_Problem statement:_ Copy the data that follows exactly. Include no pictures.

_Source material:_

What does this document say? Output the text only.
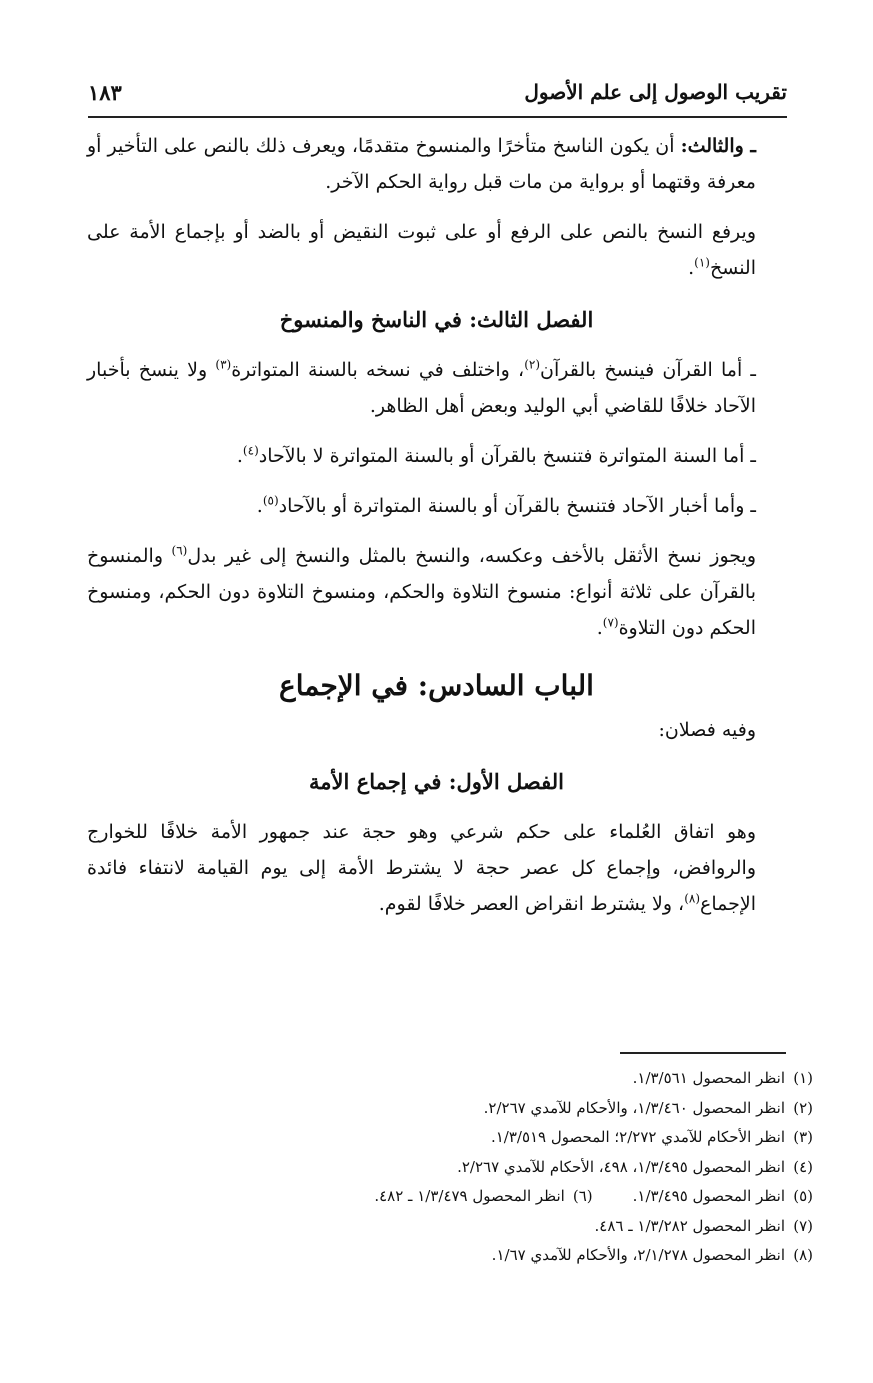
تقريب الوصول إلى علم الأصول
١٨٣

ـ والثالث: أن يكون الناسخ متأخرًا والمنسوخ متقدمًا، ويعرف ذلك بالنص على التأخير أو معرفة وقتهما أو برواية من مات قبل رواية الحكم الآخر.

ويرفع النسخ بالنص على الرفع أو على ثبوت النقيض أو بالضد أو بإجماع الأمة على النسخ$^{(١)}$.

الفصل الثالث: في الناسخ والمنسوخ

ـ أما القرآن فينسخ بالقرآن$^{(٢)}$، واختلف في نسخه بالسنة المتواترة$^{(٣)}$ ولا ينسخ بأخبار الآحاد خلافًا للقاضي أبي الوليد وبعض أهل الظاهر.

ـ أما السنة المتواترة فتنسخ بالقرآن أو بالسنة المتواترة لا بالآحاد$^{(٤)}$.

ـ وأما أخبار الآحاد فتنسخ بالقرآن أو بالسنة المتواترة أو بالآحاد$^{(٥)}$.

ويجوز نسخ الأثقل بالأخف وعكسه، والنسخ بالمثل والنسخ إلى غير بدل$^{(٦)}$ والمنسوخ بالقرآن على ثلاثة أنواع: منسوخ التلاوة والحكم، ومنسوخ التلاوة دون الحكم، ومنسوخ الحكم دون التلاوة$^{(٧)}$.

الباب السادس: في الإجماع

وفيه فصلان:

الفصل الأول: في إجماع الأمة

وهو اتفاق العُلماء على حكم شرعي وهو حجة عند جمهور الأمة خلافًا للخوارج والروافض، وإجماع كل عصر حجة لا يشترط الأمة إلى يوم القيامة لانتفاء فائدة الإجماع$^{(٨)}$، ولا يشترط انقراض العصر خلافًا لقوم.

(١)
انظر المحصول ١/٣/٥٦١.
(٢)
انظر المحصول ١/٣/٤٦٠، والأحكام للآمدي ٢/٢٦٧.
(٣)
انظر الأحكام للآمدي ٢/٢٧٢؛ المحصول ١/٣/٥١٩.
(٤)
انظر المحصول ١/٣/٤٩٥، ٤٩٨، الأحكام للآمدي ٢/٢٦٧.
(٥)
انظر المحصول ١/٣/٤٩٥.
(٦)
انظر المحصول ١/٣/٤٧٩ ـ ٤٨٢.
(٧)
انظر المحصول ١/٣/٢٨٢ ـ ٤٨٦.
(٨)
انظر المحصول ٢/١/٢٧٨، والأحكام للآمدي ١/٦٧.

_Exercise result:_
What does this document say? Output the text only.
تقريب الوصول إلى علم الأصول
١٨٣

ـ والثالث: أن يكون الناسخ متأخرًا والمنسوخ متقدمًا، ويعرف ذلك بالنص على التأخير أو معرفة وقتهما أو برواية من مات قبل رواية الحكم الآخر.

ويرفع النسخ بالنص على الرفع أو على ثبوت النقيض أو بالضد أو بإجماع الأمة على النسخ$^{(١)}$.

الفصل الثالث: في الناسخ والمنسوخ

ـ أما القرآن فينسخ بالقرآن$^{(٢)}$، واختلف في نسخه بالسنة المتواترة$^{(٣)}$ ولا ينسخ بأخبار الآحاد خلافًا للقاضي أبي الوليد وبعض أهل الظاهر.

ـ أما السنة المتواترة فتنسخ بالقرآن أو بالسنة المتواترة لا بالآحاد$^{(٤)}$.

ـ وأما أخبار الآحاد فتنسخ بالقرآن أو بالسنة المتواترة أو بالآحاد$^{(٥)}$.

ويجوز نسخ الأثقل بالأخف وعكسه، والنسخ بالمثل والنسخ إلى غير بدل$^{(٦)}$ والمنسوخ بالقرآن على ثلاثة أنواع: منسوخ التلاوة والحكم، ومنسوخ التلاوة دون الحكم، ومنسوخ الحكم دون التلاوة$^{(٧)}$.

الباب السادس: في الإجماع

وفيه فصلان:

الفصل الأول: في إجماع الأمة

وهو اتفاق العُلماء على حكم شرعي وهو حجة عند جمهور الأمة خلافًا للخوارج والروافض، وإجماع كل عصر حجة لا يشترط الأمة إلى يوم القيامة لانتفاء فائدة الإجماع$^{(٨)}$، ولا يشترط انقراض العصر خلافًا لقوم.

(١)
انظر المحصول ١/٣/٥٦١.
(٢)
انظر المحصول ١/٣/٤٦٠، والأحكام للآمدي ٢/٢٦٧.
(٣)
انظر الأحكام للآمدي ٢/٢٧٢؛ المحصول ١/٣/٥١٩.
(٤)
انظر المحصول ١/٣/٤٩٥، ٤٩٨، الأحكام للآمدي ٢/٢٦٧.
(٥)
انظر المحصول ١/٣/٤٩٥.
(٦)
انظر المحصول ١/٣/٤٧٩ ـ ٤٨٢.
(٧)
انظر المحصول ١/٣/٢٨٢ ـ ٤٨٦.
(٨)
انظر المحصول ٢/١/٢٧٨، والأحكام للآمدي ١/٦٧.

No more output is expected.